[Exercise objective]
Exactly the lines from the one containing "Give me a plain-text" through the final line of the listing are to be retyped, and nothing more.

[Excerpted data]

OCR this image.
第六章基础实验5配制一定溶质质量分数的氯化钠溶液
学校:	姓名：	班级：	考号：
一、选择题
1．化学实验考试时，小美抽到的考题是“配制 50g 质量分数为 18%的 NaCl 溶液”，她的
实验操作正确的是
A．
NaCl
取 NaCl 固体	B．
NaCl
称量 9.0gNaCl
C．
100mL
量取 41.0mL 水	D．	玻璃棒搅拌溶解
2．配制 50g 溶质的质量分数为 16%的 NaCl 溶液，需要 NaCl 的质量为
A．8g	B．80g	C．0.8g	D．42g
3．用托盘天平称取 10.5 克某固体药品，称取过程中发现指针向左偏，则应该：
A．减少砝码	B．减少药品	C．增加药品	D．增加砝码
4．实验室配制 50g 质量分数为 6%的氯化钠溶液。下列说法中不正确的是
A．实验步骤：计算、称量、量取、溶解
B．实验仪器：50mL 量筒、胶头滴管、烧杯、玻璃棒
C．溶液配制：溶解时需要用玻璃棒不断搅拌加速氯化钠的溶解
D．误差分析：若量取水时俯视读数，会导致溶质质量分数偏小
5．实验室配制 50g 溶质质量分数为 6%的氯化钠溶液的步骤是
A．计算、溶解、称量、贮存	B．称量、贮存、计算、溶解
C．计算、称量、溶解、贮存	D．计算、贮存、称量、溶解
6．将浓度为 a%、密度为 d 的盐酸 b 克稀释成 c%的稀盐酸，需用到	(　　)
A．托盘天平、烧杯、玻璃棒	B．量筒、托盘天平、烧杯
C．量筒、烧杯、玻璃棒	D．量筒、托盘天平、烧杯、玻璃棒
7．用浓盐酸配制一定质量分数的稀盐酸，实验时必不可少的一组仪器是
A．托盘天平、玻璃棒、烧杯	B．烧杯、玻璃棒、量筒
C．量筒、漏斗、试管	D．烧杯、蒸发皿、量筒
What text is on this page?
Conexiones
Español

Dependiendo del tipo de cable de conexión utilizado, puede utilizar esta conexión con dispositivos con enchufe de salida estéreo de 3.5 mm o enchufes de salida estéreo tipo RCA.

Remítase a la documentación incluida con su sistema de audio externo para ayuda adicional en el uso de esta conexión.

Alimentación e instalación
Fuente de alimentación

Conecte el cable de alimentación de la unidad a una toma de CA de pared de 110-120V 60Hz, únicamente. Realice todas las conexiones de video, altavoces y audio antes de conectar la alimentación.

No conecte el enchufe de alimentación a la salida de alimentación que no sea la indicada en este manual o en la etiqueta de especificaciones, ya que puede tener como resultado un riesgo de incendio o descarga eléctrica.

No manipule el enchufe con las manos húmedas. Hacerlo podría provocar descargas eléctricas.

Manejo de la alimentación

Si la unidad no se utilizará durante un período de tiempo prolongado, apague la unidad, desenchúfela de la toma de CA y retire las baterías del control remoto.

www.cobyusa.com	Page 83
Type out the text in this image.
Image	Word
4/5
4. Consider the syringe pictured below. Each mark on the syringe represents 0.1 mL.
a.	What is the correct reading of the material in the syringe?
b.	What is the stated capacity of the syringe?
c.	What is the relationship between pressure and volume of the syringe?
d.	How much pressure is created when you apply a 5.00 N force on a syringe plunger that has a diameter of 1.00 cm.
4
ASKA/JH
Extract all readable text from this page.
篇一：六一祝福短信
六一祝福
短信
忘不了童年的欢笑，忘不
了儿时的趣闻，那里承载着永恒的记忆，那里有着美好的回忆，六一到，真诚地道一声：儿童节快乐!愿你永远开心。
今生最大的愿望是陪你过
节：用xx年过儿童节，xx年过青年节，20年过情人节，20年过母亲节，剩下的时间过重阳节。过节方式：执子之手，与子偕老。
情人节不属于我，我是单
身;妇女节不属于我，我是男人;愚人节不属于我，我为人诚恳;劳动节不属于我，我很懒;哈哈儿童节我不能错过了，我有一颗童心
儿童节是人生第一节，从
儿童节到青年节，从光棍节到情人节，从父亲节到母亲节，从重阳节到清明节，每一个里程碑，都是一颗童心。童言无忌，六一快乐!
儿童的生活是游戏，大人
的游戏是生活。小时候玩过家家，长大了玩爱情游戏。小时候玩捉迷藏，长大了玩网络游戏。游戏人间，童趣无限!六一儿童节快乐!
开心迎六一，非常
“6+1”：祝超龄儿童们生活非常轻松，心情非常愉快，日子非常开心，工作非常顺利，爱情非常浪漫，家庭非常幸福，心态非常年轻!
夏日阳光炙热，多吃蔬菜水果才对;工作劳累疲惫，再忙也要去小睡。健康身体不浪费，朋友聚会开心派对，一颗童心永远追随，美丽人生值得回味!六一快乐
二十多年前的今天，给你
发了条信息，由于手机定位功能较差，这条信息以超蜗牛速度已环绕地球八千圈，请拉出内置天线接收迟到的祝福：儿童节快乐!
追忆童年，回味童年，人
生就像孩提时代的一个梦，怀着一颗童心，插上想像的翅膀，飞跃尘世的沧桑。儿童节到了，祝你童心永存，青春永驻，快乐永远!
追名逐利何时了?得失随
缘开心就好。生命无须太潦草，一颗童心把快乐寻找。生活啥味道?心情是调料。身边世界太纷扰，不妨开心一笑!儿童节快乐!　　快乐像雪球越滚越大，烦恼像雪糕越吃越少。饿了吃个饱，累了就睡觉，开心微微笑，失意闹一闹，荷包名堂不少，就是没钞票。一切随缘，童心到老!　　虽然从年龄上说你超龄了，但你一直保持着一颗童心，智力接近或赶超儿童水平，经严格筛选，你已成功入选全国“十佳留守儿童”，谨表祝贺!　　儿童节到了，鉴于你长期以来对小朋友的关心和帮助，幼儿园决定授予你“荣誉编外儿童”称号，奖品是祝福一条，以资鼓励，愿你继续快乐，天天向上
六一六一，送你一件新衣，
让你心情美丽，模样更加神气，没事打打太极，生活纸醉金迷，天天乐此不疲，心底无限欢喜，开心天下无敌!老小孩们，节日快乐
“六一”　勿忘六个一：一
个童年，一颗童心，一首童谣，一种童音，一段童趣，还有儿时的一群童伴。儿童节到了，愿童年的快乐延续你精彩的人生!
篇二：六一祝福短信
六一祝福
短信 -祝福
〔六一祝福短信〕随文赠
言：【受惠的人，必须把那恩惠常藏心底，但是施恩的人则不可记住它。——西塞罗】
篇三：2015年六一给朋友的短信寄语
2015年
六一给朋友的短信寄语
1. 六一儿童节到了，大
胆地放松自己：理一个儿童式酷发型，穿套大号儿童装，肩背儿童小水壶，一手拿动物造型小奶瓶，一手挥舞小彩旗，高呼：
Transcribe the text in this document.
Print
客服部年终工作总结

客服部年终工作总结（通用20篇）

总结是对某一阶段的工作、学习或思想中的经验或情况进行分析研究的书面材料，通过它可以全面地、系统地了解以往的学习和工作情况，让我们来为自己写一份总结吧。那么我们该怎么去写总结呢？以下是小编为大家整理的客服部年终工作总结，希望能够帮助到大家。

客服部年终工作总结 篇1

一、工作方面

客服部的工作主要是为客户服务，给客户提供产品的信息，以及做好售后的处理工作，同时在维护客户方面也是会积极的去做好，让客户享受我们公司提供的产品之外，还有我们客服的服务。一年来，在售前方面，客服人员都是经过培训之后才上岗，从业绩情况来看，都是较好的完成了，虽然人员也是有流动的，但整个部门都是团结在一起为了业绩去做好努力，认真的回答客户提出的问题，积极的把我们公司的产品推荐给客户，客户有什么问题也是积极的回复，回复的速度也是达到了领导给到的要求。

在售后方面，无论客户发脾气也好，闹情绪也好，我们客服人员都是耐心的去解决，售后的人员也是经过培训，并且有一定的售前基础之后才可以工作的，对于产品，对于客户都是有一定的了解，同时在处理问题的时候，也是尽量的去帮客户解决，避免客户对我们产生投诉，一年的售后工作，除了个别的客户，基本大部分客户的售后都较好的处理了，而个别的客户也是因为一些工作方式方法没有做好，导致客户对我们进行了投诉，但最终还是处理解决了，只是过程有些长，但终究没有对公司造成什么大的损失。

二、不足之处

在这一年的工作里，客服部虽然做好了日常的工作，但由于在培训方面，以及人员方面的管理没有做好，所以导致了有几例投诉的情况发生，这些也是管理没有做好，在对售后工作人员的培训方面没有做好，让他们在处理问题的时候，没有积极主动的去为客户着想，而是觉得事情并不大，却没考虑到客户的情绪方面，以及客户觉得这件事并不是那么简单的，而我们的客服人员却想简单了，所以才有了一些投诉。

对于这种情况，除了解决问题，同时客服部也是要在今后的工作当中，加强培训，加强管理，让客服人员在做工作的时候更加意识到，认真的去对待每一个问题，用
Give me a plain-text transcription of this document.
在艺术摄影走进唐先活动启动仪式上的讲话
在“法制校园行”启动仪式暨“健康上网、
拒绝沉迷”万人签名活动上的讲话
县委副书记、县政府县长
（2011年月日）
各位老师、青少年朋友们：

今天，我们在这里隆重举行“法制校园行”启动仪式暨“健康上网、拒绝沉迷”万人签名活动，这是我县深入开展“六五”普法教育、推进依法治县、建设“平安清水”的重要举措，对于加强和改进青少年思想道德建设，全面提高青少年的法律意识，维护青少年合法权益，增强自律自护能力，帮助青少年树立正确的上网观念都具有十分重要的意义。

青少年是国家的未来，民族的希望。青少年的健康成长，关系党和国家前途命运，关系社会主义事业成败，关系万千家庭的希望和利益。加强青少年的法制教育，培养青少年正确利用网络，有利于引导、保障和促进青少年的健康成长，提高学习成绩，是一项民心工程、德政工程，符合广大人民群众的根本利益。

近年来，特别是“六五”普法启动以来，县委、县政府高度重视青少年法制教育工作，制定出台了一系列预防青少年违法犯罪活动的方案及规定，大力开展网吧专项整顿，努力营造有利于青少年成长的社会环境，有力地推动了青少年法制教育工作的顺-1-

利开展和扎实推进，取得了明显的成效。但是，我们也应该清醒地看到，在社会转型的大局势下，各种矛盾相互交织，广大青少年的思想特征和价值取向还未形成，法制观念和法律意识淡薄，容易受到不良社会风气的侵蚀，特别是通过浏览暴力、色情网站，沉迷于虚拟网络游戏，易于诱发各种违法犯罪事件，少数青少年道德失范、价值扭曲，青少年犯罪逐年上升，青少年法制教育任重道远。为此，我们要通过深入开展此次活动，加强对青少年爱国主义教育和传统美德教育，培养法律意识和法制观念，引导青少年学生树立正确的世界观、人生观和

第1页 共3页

[Solution for this problem]
Give me a plain-text transcription of this document.
在艺术摄影走进唐先活动启动仪式上的讲话
在“法制校园行”启动仪式暨“健康上网、
拒绝沉迷”万人签名活动上的讲话
县委副书记、县政府县长
（2011年月日）
各位老师、青少年朋友们：

今天，我们在这里隆重举行“法制校园行”启动仪式暨“健康上网、拒绝沉迷”万人签名活动，这是我县深入开展“六五”普法教育、推进依法治县、建设“平安清水”的重要举措，对于加强和改进青少年思想道德建设，全面提高青少年的法律意识，维护青少年合法权益，增强自律自护能力，帮助青少年树立正确的上网观念都具有十分重要的意义。

青少年是国家的未来，民族的希望。青少年的健康成长，关系党和国家前途命运，关系社会主义事业成败，关系万千家庭的希望和利益。加强青少年的法制教育，培养青少年正确利用网络，有利于引导、保障和促进青少年的健康成长，提高学习成绩，是一项民心工程、德政工程，符合广大人民群众的根本利益。

近年来，特别是“六五”普法启动以来，县委、县政府高度重视青少年法制教育工作，制定出台了一系列预防青少年违法犯罪活动的方案及规定，大力开展网吧专项整顿，努力营造有利于青少年成长的社会环境，有力地推动了青少年法制教育工作的顺-1-

利开展和扎实推进，取得了明显的成效。但是，我们也应该清醒地看到，在社会转型的大局势下，各种矛盾相互交织，广大青少年的思想特征和价值取向还未形成，法制观念和法律意识淡薄，容易受到不良社会风气的侵蚀，特别是通过浏览暴力、色情网站，沉迷于虚拟网络游戏，易于诱发各种违法犯罪事件，少数青少年道德失范、价值扭曲，青少年犯罪逐年上升，青少年法制教育任重道远。为此，我们要通过深入开展此次活动，加强对青少年爱国主义教育和传统美德教育，培养法律意识和法制观念，引导青少年学生树立正确的世界观、人生观和

第1页 共3页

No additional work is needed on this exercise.